#### [Dataset rows]
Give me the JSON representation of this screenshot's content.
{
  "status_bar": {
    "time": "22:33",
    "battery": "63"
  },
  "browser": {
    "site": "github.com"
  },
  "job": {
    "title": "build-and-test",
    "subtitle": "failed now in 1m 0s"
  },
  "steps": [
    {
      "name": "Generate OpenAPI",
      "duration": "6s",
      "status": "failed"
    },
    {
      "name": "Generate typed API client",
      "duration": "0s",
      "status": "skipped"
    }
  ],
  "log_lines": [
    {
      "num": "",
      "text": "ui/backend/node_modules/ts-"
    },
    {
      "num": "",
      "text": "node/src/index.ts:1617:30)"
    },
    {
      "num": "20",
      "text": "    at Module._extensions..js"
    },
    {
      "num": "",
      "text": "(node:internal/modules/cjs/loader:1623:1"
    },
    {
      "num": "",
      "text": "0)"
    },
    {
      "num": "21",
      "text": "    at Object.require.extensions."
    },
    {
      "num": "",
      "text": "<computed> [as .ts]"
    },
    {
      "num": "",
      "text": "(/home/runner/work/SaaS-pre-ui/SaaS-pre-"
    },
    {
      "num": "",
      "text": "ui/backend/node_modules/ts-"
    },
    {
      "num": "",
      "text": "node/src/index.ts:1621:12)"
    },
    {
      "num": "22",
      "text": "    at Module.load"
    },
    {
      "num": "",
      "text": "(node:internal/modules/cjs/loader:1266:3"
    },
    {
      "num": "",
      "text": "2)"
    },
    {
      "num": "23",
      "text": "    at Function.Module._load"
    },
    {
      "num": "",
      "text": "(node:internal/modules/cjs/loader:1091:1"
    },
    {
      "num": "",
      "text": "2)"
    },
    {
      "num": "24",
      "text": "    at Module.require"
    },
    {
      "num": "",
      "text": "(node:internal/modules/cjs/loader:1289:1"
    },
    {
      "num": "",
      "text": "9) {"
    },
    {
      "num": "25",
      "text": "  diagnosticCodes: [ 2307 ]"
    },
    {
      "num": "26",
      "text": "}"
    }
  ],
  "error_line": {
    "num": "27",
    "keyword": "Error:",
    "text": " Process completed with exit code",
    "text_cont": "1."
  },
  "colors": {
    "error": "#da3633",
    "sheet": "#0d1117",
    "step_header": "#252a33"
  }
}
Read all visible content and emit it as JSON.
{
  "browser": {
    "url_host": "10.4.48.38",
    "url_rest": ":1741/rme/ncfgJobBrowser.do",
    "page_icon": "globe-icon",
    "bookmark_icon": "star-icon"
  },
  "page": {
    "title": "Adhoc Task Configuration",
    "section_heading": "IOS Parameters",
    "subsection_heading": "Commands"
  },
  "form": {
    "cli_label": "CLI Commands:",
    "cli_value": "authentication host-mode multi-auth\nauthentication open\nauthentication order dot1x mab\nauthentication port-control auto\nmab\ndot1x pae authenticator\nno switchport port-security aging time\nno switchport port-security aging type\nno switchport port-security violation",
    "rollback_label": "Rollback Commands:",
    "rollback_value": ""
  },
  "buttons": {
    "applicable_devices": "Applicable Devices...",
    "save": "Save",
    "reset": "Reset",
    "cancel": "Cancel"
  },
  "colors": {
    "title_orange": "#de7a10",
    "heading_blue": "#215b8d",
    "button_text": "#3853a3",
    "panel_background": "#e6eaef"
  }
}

#### [Stated exercise]
Copy each line of the records above that carries the word "internal".

#### [Full output]
      "text": "(node:internal/modules/cjs/loader:1623:1"
      "text": "(node:internal/modules/cjs/loader:1266:3"
      "text": "(node:internal/modules/cjs/loader:1091:1"
      "text": "(node:internal/modules/cjs/loader:1289:1"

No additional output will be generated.